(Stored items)
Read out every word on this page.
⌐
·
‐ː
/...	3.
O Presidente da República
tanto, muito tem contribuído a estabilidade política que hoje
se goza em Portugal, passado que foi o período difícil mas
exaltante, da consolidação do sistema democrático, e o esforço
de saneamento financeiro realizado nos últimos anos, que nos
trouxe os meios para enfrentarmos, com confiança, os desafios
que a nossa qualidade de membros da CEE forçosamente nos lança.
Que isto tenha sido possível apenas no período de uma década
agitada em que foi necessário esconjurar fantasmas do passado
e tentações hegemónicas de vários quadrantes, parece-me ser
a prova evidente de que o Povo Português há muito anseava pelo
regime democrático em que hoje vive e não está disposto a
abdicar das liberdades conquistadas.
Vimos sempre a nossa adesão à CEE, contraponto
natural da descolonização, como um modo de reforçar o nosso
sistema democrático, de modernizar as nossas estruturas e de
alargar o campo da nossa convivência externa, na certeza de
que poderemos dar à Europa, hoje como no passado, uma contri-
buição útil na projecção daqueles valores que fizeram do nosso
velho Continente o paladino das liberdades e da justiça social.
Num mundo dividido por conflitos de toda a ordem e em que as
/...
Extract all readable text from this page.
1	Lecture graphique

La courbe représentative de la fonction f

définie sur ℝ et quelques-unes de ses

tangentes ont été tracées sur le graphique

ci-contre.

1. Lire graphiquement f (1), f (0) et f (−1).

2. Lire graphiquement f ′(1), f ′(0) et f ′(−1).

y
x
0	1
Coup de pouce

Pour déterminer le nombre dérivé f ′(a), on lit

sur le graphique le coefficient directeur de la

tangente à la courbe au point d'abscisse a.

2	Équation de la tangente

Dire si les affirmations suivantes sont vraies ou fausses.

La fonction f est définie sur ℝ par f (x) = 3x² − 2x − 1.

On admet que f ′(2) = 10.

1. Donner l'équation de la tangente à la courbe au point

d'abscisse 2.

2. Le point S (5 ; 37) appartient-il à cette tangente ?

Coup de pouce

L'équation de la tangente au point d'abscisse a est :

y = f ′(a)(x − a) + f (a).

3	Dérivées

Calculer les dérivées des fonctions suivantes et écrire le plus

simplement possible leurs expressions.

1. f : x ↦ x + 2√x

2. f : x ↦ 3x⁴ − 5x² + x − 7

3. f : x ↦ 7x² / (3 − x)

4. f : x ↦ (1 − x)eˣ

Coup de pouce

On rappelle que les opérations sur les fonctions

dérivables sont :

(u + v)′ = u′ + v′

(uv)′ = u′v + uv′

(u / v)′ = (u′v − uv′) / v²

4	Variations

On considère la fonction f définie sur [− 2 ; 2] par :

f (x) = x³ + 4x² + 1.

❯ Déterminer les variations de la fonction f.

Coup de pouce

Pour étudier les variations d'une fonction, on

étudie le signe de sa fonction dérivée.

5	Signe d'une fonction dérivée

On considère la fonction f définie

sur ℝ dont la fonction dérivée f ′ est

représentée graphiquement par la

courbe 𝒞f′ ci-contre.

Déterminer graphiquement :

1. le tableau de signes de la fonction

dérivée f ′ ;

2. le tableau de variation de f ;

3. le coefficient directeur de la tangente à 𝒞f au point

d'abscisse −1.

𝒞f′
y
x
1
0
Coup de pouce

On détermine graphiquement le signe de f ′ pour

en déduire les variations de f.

What you have to do = From the entries above, list each line with "fonctions" in it.

Full answer =
Calculer les dérivées des fonctions suivantes et écrire le plus
On rappelle que les opérations sur les fonctions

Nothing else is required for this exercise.